### PROBLEM DETAILS
Tally the lines below that contain the word "message", and give only that number.

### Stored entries
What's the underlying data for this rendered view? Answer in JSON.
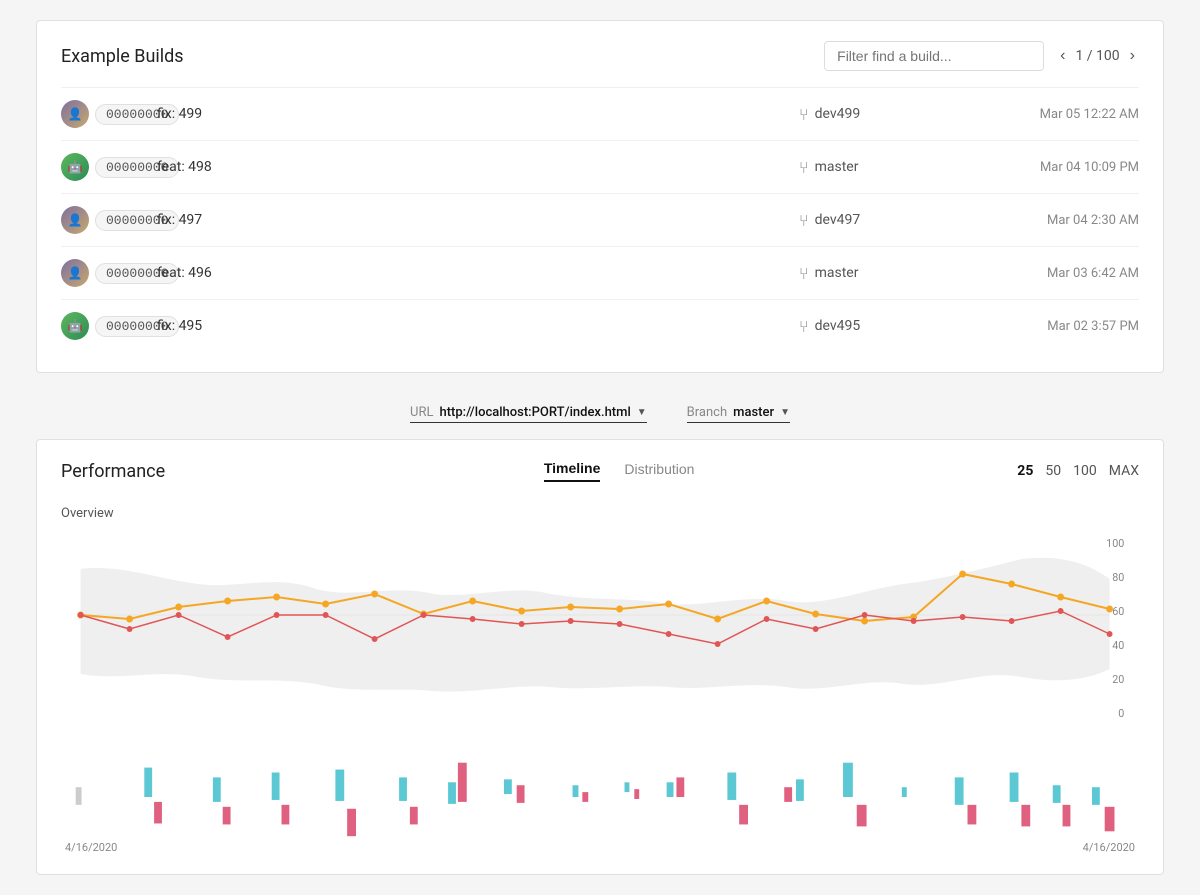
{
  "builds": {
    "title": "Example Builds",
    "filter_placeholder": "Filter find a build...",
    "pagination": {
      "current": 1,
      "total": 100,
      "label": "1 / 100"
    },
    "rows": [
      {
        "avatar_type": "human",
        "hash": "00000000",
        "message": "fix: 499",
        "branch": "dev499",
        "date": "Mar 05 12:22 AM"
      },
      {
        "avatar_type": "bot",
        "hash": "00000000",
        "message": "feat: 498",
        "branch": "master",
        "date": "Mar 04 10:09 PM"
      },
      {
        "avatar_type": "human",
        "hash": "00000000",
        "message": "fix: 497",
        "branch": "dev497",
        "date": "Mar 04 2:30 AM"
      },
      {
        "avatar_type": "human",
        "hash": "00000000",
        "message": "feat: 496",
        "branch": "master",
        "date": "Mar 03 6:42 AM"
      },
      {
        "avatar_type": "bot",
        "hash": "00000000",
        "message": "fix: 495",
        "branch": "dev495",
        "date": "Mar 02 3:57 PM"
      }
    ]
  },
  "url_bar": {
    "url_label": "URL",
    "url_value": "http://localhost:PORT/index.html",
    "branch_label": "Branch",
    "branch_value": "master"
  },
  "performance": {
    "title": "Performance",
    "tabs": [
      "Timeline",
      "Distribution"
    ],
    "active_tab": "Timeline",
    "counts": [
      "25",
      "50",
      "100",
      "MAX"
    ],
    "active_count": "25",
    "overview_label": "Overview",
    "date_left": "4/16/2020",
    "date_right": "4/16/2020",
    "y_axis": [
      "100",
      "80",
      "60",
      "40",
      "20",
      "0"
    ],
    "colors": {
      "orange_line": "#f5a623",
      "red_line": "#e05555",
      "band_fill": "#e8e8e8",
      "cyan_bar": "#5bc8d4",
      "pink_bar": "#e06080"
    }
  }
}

### RESULT
5